A block of data
..............................

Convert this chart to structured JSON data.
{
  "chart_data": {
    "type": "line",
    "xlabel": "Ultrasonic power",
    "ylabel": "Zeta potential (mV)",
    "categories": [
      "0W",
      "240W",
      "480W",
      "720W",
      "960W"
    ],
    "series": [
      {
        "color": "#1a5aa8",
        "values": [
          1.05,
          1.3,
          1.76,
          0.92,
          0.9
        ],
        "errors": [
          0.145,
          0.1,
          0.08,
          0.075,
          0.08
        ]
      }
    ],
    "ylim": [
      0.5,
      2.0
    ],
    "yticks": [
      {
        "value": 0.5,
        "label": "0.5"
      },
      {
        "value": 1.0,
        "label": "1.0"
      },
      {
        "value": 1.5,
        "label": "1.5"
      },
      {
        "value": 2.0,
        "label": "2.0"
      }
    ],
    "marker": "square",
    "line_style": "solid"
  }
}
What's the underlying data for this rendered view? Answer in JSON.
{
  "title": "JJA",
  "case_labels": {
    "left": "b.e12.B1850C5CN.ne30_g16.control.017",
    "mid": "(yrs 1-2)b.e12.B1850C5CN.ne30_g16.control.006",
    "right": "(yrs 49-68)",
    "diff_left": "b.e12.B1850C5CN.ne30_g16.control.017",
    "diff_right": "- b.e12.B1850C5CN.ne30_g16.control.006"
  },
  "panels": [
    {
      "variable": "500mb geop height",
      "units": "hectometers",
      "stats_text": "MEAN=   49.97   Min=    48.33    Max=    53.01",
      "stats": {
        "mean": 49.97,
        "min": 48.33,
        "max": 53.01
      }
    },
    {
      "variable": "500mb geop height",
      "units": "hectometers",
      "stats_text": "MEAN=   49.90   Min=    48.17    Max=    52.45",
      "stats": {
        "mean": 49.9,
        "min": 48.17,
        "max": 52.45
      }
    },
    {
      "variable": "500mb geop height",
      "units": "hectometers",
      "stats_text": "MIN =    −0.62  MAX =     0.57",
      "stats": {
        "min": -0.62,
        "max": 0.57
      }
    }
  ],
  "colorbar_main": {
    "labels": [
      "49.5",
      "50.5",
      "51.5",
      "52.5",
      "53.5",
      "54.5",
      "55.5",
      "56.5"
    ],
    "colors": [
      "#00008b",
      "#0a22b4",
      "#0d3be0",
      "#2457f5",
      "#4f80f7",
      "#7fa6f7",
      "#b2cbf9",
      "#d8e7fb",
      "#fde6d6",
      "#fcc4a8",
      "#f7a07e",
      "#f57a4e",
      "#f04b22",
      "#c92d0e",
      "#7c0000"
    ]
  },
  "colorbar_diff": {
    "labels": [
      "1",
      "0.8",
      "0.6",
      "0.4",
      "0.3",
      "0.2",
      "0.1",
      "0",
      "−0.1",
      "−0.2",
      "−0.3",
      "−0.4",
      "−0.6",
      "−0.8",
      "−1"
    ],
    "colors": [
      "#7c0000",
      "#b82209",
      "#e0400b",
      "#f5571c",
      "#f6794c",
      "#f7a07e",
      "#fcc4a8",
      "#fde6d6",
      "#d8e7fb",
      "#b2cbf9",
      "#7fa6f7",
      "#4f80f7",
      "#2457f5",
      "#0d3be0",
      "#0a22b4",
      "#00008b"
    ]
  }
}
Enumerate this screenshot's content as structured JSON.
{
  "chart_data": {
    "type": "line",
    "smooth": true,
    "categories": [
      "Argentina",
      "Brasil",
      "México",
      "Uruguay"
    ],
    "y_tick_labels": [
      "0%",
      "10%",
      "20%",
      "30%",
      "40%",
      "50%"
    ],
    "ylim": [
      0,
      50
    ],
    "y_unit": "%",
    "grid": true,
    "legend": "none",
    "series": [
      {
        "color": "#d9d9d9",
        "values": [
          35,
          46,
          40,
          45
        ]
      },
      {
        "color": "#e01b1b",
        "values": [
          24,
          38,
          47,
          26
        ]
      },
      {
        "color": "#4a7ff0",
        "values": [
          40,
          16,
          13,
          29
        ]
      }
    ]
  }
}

..............................

**WRITTEN INSTRUCTION:** Look through the records and gather each line with the word "control".

**ANSWER FOR THIS EXERCISE:**
    "left": "b.e12.B1850C5CN.ne30_g16.control.017",
    "mid": "(yrs 1-2)b.e12.B1850C5CN.ne30_g16.control.006",
    "diff_left": "b.e12.B1850C5CN.ne30_g16.control.017",
    "diff_right": "- b.e12.B1850C5CN.ne30_g16.control.006"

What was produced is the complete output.